_Directions_. Repeat the material below exactly, with no pictures.

+++ Provided data +++

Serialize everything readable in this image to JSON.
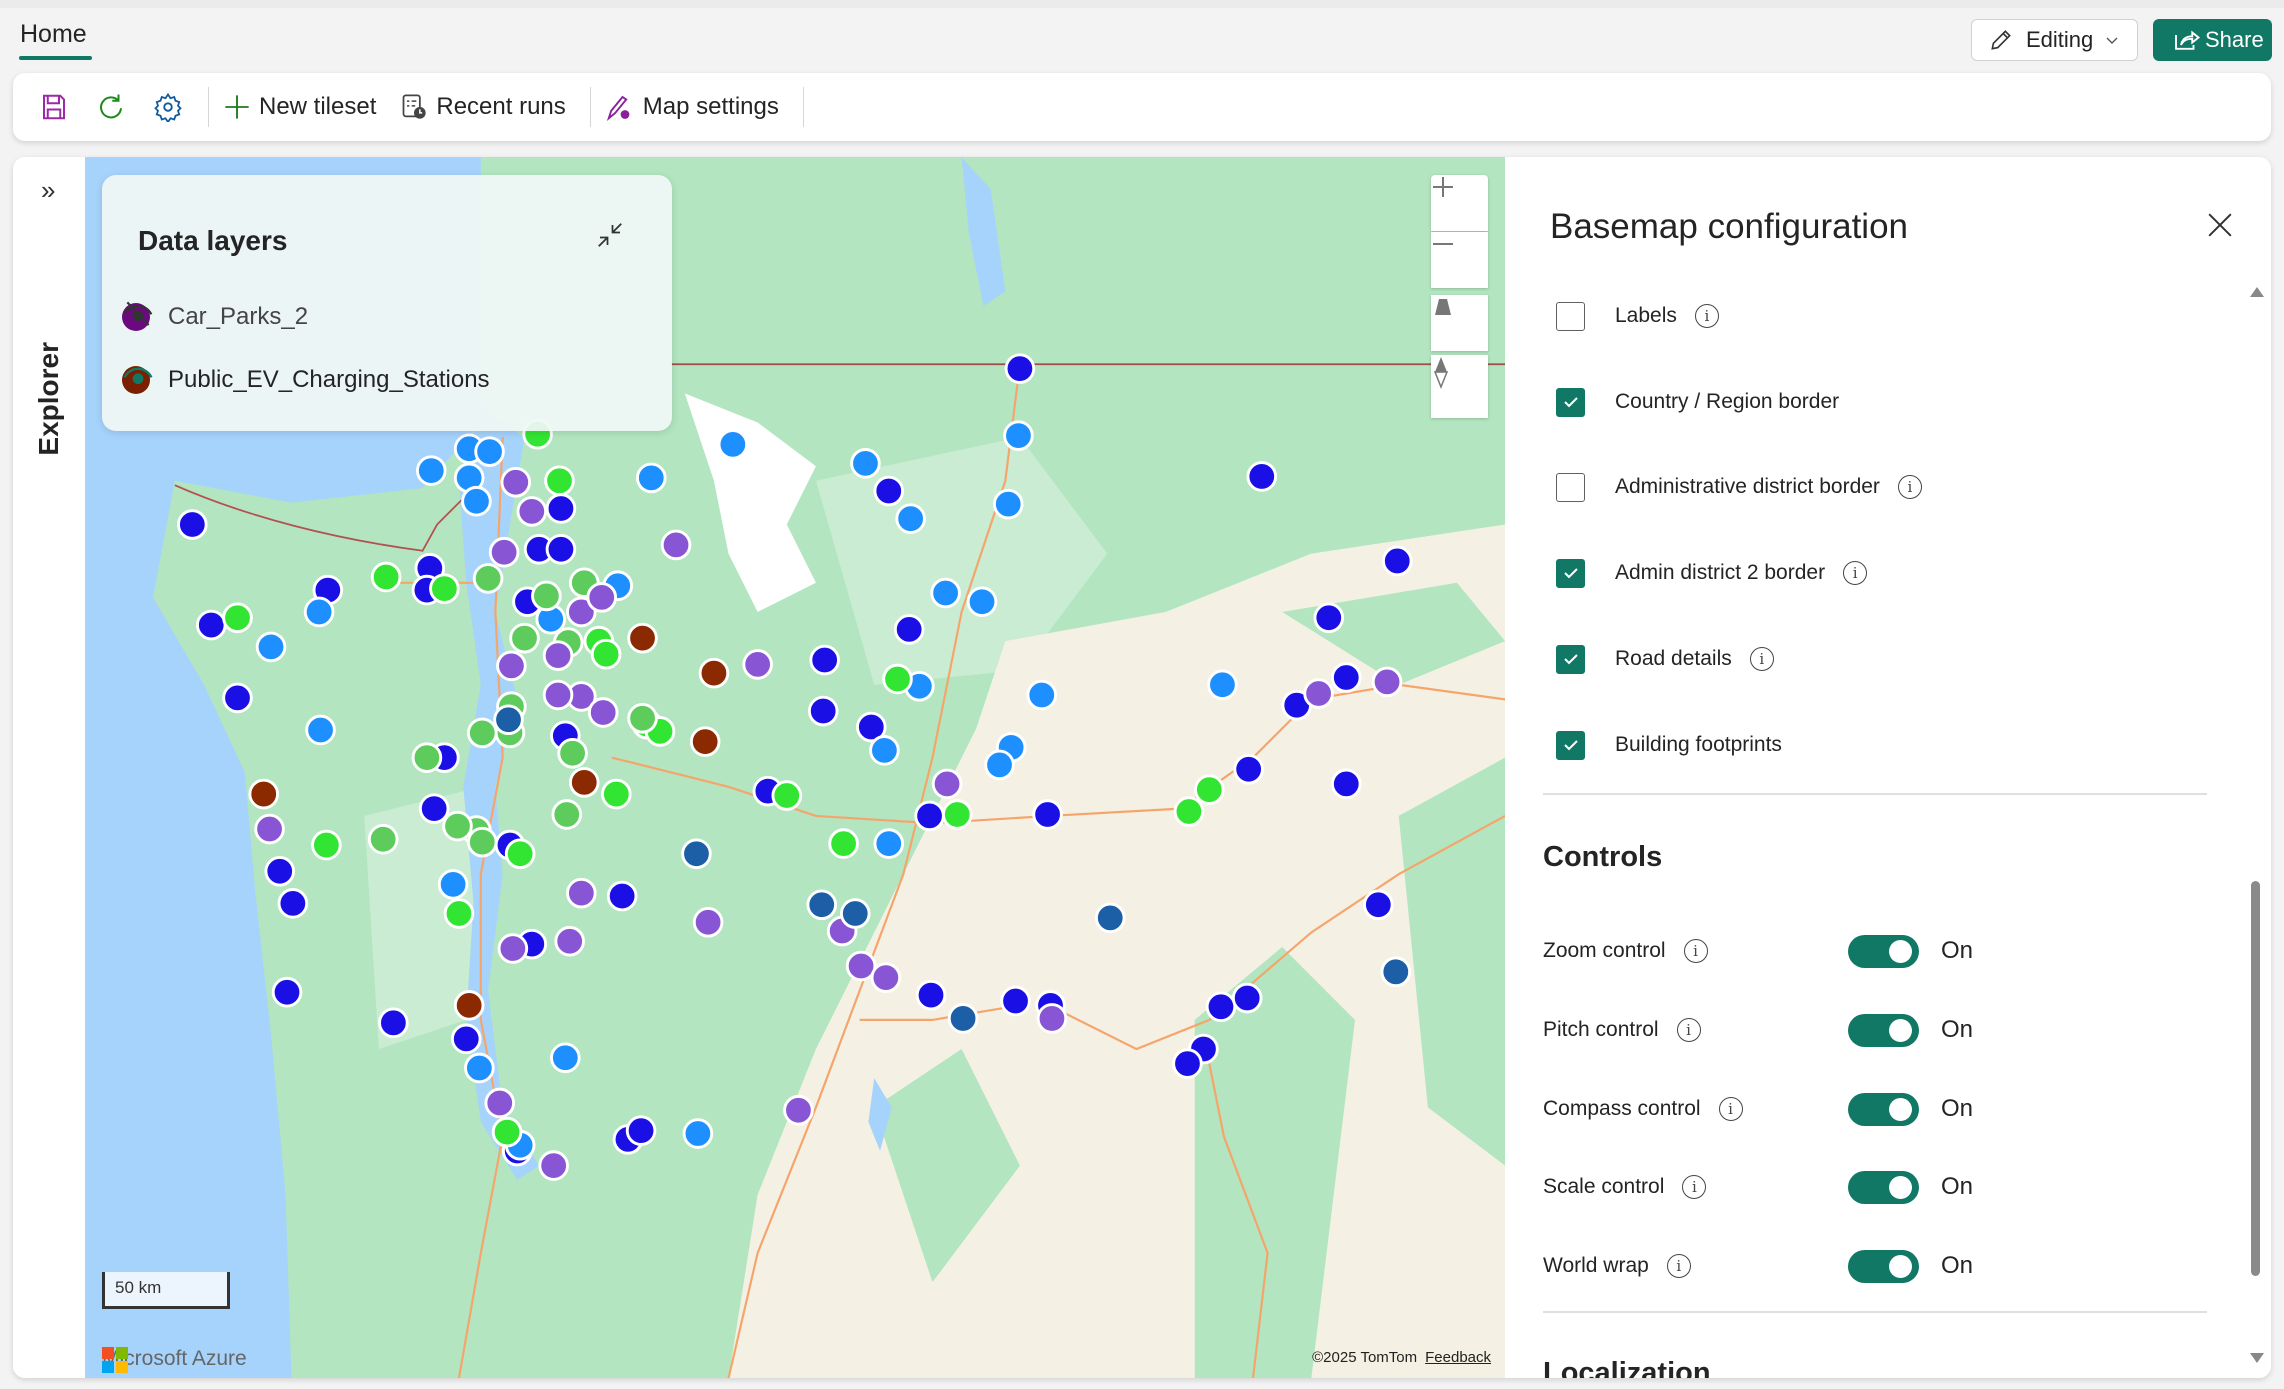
{
  "header": {
    "tab": "Home",
    "editing_label": "Editing",
    "share_label": "Share"
  },
  "toolbar": {
    "items": [
      {
        "icon": "save-icon"
      },
      {
        "icon": "refresh-icon"
      },
      {
        "icon": "gear-icon"
      }
    ],
    "new_tileset": "New tileset",
    "recent_runs": "Recent runs",
    "map_settings": "Map settings"
  },
  "explorer": {
    "label": "Explorer"
  },
  "data_layers": {
    "title": "Data layers",
    "layers": [
      {
        "name": "Car_Parks_2",
        "color": "#6a0a7e",
        "visible": false
      },
      {
        "name": "Public_EV_Charging_Stations",
        "color": "#7a1f00",
        "visible": true
      }
    ]
  },
  "map": {
    "scale_label": "50 km",
    "brand": "Microsoft Azure",
    "copyright": "©2025 TomTom",
    "feedback": "Feedback",
    "marker_colors": {
      "b": "#1a10e6",
      "l": "#1e8fff",
      "g": "#33e533",
      "m": "#5dcc5d",
      "p": "#8856d4",
      "r": "#8b2a00",
      "n": "#1d5fa6"
    }
  },
  "panel": {
    "title": "Basemap configuration",
    "options": [
      {
        "label": "Labels",
        "checked": false,
        "info": true
      },
      {
        "label": "Country / Region border",
        "checked": true,
        "info": false
      },
      {
        "label": "Administrative district border",
        "checked": false,
        "info": true
      },
      {
        "label": "Admin district 2 border",
        "checked": true,
        "info": true
      },
      {
        "label": "Road details",
        "checked": true,
        "info": true
      },
      {
        "label": "Building footprints",
        "checked": true,
        "info": false
      }
    ],
    "controls_title": "Controls",
    "controls": [
      {
        "label": "Zoom control",
        "value": "On"
      },
      {
        "label": "Pitch control",
        "value": "On"
      },
      {
        "label": "Compass control",
        "value": "On"
      },
      {
        "label": "Scale control",
        "value": "On"
      },
      {
        "label": "World wrap",
        "value": "On"
      }
    ],
    "localization_title": "Localization"
  },
  "colors": {
    "accent": "#117865"
  }
}
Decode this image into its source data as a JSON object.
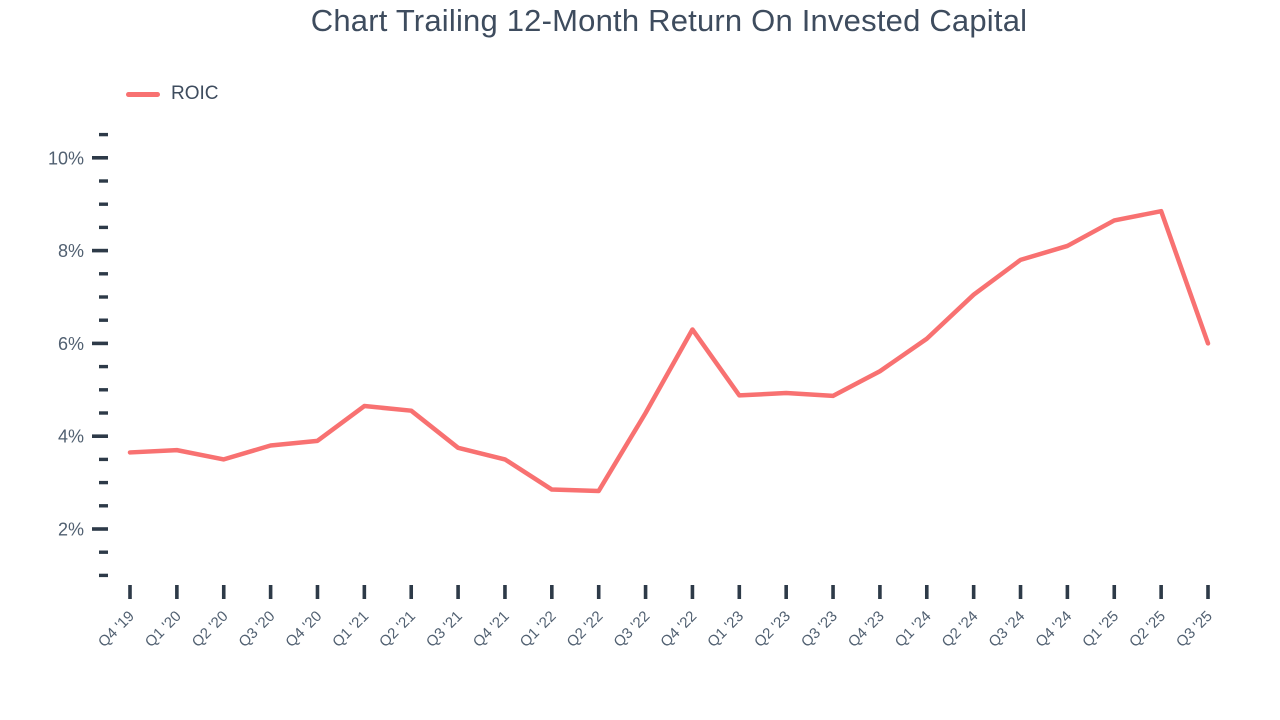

+++

_Solution to this exercise_.
Serialize everything readable in this image to JSON.
{
  "header": {
    "tab": "Home",
    "editing_label": "Editing",
    "share_label": "Share"
  },
  "toolbar": {
    "items": [
      {
        "icon": "save-icon"
      },
      {
        "icon": "refresh-icon"
      },
      {
        "icon": "gear-icon"
      }
    ],
    "new_tileset": "New tileset",
    "recent_runs": "Recent runs",
    "map_settings": "Map settings"
  },
  "explorer": {
    "label": "Explorer"
  },
  "data_layers": {
    "title": "Data layers",
    "layers": [
      {
        "name": "Car_Parks_2",
        "color": "#6a0a7e",
        "visible": false
      },
      {
        "name": "Public_EV_Charging_Stations",
        "color": "#7a1f00",
        "visible": true
      }
    ]
  },
  "map": {
    "scale_label": "50 km",
    "brand": "Microsoft Azure",
    "copyright": "©2025 TomTom",
    "feedback": "Feedback",
    "marker_colors": {
      "b": "#1a10e6",
      "l": "#1e8fff",
      "g": "#33e533",
      "m": "#5dcc5d",
      "p": "#8856d4",
      "r": "#8b2a00",
      "n": "#1d5fa6"
    }
  },
  "panel": {
    "title": "Basemap configuration",
    "options": [
      {
        "label": "Labels",
        "checked": false,
        "info": true
      },
      {
        "label": "Country / Region border",
        "checked": true,
        "info": false
      },
      {
        "label": "Administrative district border",
        "checked": false,
        "info": true
      },
      {
        "label": "Admin district 2 border",
        "checked": true,
        "info": true
      },
      {
        "label": "Road details",
        "checked": true,
        "info": true
      },
      {
        "label": "Building footprints",
        "checked": true,
        "info": false
      }
    ],
    "controls_title": "Controls",
    "controls": [
      {
        "label": "Zoom control",
        "value": "On"
      },
      {
        "label": "Pitch control",
        "value": "On"
      },
      {
        "label": "Compass control",
        "value": "On"
      },
      {
        "label": "Scale control",
        "value": "On"
      },
      {
        "label": "World wrap",
        "value": "On"
      }
    ],
    "localization_title": "Localization"
  },
  "colors": {
    "accent": "#117865"
  }
}
Decode this image into its source data as a JSON object.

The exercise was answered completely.